__Your task__.
Retype each record shown below, leaving every character as it is.
#### The records ####
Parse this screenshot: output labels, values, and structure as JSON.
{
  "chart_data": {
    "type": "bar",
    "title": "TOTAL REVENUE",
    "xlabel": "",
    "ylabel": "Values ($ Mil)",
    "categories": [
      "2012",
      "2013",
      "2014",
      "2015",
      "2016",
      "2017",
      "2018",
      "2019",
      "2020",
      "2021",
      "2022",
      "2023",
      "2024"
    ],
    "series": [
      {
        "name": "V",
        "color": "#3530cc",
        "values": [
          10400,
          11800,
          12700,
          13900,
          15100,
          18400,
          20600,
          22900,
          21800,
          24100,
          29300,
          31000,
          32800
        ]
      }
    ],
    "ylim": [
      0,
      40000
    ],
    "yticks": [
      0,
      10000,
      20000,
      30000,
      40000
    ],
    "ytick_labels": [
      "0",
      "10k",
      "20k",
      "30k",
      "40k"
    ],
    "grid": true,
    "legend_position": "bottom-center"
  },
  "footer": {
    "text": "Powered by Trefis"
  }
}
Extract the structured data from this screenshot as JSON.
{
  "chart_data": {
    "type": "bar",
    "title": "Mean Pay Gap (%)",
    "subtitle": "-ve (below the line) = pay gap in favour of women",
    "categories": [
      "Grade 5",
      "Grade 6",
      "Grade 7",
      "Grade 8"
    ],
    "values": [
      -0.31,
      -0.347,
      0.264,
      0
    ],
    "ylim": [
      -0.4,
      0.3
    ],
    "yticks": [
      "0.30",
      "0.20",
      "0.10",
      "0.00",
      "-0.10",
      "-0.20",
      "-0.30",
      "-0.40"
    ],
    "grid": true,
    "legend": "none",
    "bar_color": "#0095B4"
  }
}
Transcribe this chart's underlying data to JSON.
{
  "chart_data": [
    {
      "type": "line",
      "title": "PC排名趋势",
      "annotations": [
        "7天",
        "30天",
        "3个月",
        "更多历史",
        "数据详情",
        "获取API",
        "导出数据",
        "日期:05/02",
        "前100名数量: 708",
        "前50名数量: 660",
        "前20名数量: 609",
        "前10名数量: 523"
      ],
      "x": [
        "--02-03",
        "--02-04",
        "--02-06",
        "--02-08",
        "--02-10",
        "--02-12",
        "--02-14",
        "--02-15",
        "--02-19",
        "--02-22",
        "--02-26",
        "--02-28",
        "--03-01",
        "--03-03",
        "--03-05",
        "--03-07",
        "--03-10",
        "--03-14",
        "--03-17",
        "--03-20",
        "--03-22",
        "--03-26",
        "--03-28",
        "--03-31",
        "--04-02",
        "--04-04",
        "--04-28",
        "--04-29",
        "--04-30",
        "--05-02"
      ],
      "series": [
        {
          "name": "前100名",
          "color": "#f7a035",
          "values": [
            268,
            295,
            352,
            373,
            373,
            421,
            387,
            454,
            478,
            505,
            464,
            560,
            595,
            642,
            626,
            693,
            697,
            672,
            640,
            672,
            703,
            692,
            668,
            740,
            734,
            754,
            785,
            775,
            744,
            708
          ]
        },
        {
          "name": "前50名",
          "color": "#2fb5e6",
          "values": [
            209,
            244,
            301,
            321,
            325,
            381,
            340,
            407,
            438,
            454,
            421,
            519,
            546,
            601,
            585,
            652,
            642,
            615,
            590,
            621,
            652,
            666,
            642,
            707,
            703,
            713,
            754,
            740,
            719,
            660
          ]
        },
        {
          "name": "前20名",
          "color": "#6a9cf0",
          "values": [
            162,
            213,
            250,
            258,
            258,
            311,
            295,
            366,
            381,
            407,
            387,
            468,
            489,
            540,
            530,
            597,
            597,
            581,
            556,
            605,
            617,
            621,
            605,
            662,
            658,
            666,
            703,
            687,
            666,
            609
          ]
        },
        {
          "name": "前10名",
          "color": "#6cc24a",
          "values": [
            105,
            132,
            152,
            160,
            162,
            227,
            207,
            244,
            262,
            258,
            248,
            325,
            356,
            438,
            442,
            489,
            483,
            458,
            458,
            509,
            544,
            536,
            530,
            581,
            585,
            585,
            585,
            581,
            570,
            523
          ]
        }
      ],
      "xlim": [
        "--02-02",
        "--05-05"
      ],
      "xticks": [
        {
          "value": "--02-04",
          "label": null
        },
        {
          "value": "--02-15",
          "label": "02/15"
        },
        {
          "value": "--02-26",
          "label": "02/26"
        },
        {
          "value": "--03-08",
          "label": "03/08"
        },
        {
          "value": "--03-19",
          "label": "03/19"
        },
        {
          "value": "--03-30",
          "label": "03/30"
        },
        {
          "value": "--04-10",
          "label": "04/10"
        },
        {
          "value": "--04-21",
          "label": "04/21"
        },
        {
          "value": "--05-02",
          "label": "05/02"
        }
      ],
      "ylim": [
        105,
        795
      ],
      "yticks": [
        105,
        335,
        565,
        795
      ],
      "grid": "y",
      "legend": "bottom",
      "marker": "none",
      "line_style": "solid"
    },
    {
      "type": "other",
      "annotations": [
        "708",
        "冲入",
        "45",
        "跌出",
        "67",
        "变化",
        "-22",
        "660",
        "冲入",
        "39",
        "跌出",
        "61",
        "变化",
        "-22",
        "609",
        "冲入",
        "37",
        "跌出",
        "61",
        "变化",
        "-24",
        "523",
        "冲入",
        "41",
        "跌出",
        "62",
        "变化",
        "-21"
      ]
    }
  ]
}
####
__In response__.
Parse this screenshot: output labels, values, and structure as JSON.
{
  "chart_data": {
    "type": "bar",
    "title": "TOTAL REVENUE",
    "xlabel": "",
    "ylabel": "Values ($ Mil)",
    "categories": [
      "2012",
      "2013",
      "2014",
      "2015",
      "2016",
      "2017",
      "2018",
      "2019",
      "2020",
      "2021",
      "2022",
      "2023",
      "2024"
    ],
    "series": [
      {
        "name": "V",
        "color": "#3530cc",
        "values": [
          10400,
          11800,
          12700,
          13900,
          15100,
          18400,
          20600,
          22900,
          21800,
          24100,
          29300,
          31000,
          32800
        ]
      }
    ],
    "ylim": [
      0,
      40000
    ],
    "yticks": [
      0,
      10000,
      20000,
      30000,
      40000
    ],
    "ytick_labels": [
      "0",
      "10k",
      "20k",
      "30k",
      "40k"
    ],
    "grid": true,
    "legend_position": "bottom-center"
  },
  "footer": {
    "text": "Powered by Trefis"
  }
}
Extract the structured data from this screenshot as JSON.
{
  "chart_data": {
    "type": "bar",
    "title": "Mean Pay Gap (%)",
    "subtitle": "-ve (below the line) = pay gap in favour of women",
    "categories": [
      "Grade 5",
      "Grade 6",
      "Grade 7",
      "Grade 8"
    ],
    "values": [
      -0.31,
      -0.347,
      0.264,
      0
    ],
    "ylim": [
      -0.4,
      0.3
    ],
    "yticks": [
      "0.30",
      "0.20",
      "0.10",
      "0.00",
      "-0.10",
      "-0.20",
      "-0.30",
      "-0.40"
    ],
    "grid": true,
    "legend": "none",
    "bar_color": "#0095B4"
  }
}
Transcribe this chart's underlying data to JSON.
{
  "chart_data": [
    {
      "type": "line",
      "title": "PC排名趋势",
      "annotations": [
        "7天",
        "30天",
        "3个月",
        "更多历史",
        "数据详情",
        "获取API",
        "导出数据",
        "日期:05/02",
        "前100名数量: 708",
        "前50名数量: 660",
        "前20名数量: 609",
        "前10名数量: 523"
      ],
      "x": [
        "--02-03",
        "--02-04",
        "--02-06",
        "--02-08",
        "--02-10",
        "--02-12",
        "--02-14",
        "--02-15",
        "--02-19",
        "--02-22",
        "--02-26",
        "--02-28",
        "--03-01",
        "--03-03",
        "--03-05",
        "--03-07",
        "--03-10",
        "--03-14",
        "--03-17",
        "--03-20",
        "--03-22",
        "--03-26",
        "--03-28",
        "--03-31",
        "--04-02",
        "--04-04",
        "--04-28",
        "--04-29",
        "--04-30",
        "--05-02"
      ],
      "series": [
        {
          "name": "前100名",
          "color": "#f7a035",
          "values": [
            268,
            295,
            352,
            373,
            373,
            421,
            387,
            454,
            478,
            505,
            464,
            560,
            595,
            642,
            626,
            693,
            697,
            672,
            640,
            672,
            703,
            692,
            668,
            740,
            734,
            754,
            785,
            775,
            744,
            708
          ]
        },
        {
          "name": "前50名",
          "color": "#2fb5e6",
          "values": [
            209,
            244,
            301,
            321,
            325,
            381,
            340,
            407,
            438,
            454,
            421,
            519,
            546,
            601,
            585,
            652,
            642,
            615,
            590,
            621,
            652,
            666,
            642,
            707,
            703,
            713,
            754,
            740,
            719,
            660
          ]
        },
        {
          "name": "前20名",
          "color": "#6a9cf0",
          "values": [
            162,
            213,
            250,
            258,
            258,
            311,
            295,
            366,
            381,
            407,
            387,
            468,
            489,
            540,
            530,
            597,
            597,
            581,
            556,
            605,
            617,
            621,
            605,
            662,
            658,
            666,
            703,
            687,
            666,
            609
          ]
        },
        {
          "name": "前10名",
          "color": "#6cc24a",
          "values": [
            105,
            132,
            152,
            160,
            162,
            227,
            207,
            244,
            262,
            258,
            248,
            325,
            356,
            438,
            442,
            489,
            483,
            458,
            458,
            509,
            544,
            536,
            530,
            581,
            585,
            585,
            585,
            581,
            570,
            523
          ]
        }
      ],
      "xlim": [
        "--02-02",
        "--05-05"
      ],
      "xticks": [
        {
          "value": "--02-04",
          "label": null
        },
        {
          "value": "--02-15",
          "label": "02/15"
        },
        {
          "value": "--02-26",
          "label": "02/26"
        },
        {
          "value": "--03-08",
          "label": "03/08"
        },
        {
          "value": "--03-19",
          "label": "03/19"
        },
        {
          "value": "--03-30",
          "label": "03/30"
        },
        {
          "value": "--04-10",
          "label": "04/10"
        },
        {
          "value": "--04-21",
          "label": "04/21"
        },
        {
          "value": "--05-02",
          "label": "05/02"
        }
      ],
      "ylim": [
        105,
        795
      ],
      "yticks": [
        105,
        335,
        565,
        795
      ],
      "grid": "y",
      "legend": "bottom",
      "marker": "none",
      "line_style": "solid"
    },
    {
      "type": "other",
      "annotations": [
        "708",
        "冲入",
        "45",
        "跌出",
        "67",
        "变化",
        "-22",
        "660",
        "冲入",
        "39",
        "跌出",
        "61",
        "变化",
        "-22",
        "609",
        "冲入",
        "37",
        "跌出",
        "61",
        "变化",
        "-24",
        "523",
        "冲入",
        "41",
        "跌出",
        "62",
        "变化",
        "-21"
      ]
    }
  ]
}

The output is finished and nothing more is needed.